• [Work to do]:
For the entries that follow, state how many lines include the word "horizontal", giving the number and nothing else.

(Figure record extracts)
-------------------------
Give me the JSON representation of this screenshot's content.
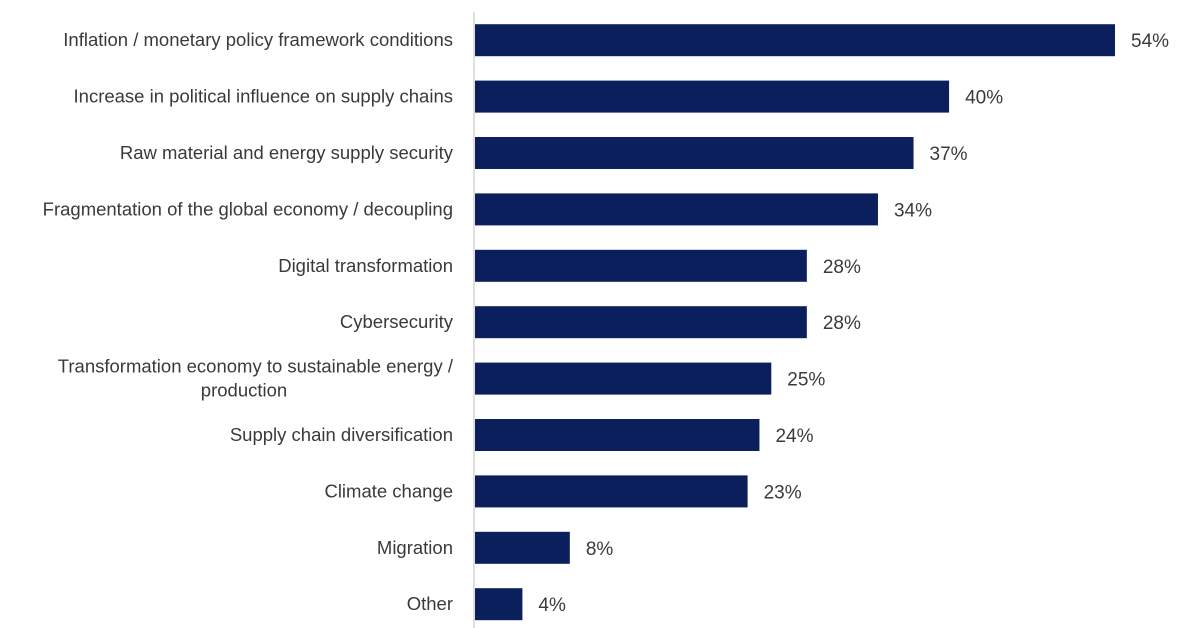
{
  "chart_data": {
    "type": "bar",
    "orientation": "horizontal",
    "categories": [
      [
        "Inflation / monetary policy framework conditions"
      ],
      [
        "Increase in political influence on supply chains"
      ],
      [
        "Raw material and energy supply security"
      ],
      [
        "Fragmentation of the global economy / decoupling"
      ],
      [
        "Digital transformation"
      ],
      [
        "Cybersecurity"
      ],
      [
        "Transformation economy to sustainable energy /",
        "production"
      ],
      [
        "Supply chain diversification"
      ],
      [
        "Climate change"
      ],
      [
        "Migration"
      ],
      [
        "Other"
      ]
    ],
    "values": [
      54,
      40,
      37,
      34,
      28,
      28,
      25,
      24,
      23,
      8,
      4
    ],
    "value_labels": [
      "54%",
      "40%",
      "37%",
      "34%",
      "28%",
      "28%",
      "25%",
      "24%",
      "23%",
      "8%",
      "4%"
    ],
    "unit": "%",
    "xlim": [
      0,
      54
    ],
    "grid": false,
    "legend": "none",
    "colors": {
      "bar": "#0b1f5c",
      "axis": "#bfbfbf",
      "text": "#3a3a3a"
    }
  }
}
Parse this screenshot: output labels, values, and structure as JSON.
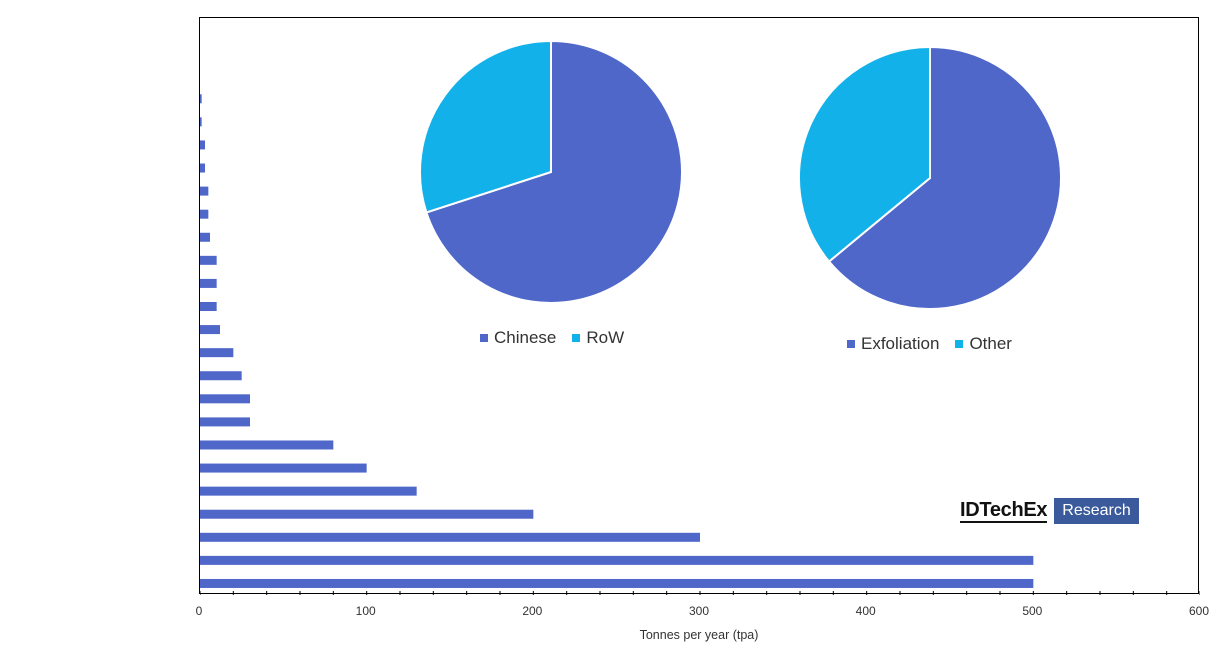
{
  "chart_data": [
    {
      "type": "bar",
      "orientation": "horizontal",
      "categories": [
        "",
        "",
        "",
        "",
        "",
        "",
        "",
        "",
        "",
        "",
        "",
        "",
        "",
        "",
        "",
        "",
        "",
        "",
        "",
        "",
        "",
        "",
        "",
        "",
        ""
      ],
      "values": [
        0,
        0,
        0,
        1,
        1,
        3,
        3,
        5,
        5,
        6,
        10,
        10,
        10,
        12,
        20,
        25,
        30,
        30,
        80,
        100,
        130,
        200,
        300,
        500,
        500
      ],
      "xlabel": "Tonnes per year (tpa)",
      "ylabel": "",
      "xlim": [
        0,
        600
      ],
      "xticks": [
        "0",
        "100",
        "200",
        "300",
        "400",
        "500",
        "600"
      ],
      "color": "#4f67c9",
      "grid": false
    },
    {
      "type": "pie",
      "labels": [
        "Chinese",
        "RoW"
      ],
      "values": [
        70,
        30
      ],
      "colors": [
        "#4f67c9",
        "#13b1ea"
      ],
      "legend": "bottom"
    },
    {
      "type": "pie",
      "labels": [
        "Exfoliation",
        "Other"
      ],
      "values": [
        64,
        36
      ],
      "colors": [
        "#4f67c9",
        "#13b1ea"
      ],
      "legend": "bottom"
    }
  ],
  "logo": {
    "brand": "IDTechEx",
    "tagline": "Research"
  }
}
-------------------------
• [Exercise output]:
2